- EXERCISE TASK: Filter this data down to the lines that hold "document", and copy them.

Start of RECORDS FOR PROCESSING

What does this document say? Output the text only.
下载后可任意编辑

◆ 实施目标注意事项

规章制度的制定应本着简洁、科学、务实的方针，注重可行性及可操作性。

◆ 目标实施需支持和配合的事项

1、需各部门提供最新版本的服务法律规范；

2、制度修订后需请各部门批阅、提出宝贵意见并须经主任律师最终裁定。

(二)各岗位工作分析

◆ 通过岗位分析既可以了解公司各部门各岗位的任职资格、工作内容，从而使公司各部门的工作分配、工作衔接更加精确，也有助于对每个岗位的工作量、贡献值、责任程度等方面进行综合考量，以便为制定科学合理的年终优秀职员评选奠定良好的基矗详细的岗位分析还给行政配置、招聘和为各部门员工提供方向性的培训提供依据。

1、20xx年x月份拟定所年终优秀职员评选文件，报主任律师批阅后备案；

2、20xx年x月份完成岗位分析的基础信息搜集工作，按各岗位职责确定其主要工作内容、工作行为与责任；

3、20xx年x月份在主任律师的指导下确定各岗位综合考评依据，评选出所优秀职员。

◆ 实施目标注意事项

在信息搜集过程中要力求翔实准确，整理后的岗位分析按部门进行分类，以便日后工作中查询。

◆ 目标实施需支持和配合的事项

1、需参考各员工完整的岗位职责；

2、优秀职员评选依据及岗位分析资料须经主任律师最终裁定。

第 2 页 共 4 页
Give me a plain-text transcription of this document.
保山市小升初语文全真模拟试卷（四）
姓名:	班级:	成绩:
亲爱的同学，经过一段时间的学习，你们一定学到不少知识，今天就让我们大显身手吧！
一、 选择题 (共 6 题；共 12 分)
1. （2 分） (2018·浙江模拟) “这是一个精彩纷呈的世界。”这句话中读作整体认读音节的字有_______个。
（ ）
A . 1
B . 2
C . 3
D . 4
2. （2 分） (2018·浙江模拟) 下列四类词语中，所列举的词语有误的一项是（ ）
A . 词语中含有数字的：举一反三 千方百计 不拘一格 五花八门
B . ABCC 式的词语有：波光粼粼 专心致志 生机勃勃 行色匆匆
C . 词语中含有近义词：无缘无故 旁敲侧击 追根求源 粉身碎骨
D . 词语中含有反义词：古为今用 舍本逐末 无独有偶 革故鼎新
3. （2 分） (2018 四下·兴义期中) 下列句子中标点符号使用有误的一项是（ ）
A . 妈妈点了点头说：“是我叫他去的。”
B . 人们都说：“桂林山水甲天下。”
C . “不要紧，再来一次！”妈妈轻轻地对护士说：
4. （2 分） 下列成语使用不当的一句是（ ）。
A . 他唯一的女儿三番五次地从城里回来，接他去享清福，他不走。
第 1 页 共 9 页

End of RECORDS FOR PROCESSING

- OUTPUT FOR THIS TASK:
What does this document say? Output the text only.
Give me a plain-text transcription of this document.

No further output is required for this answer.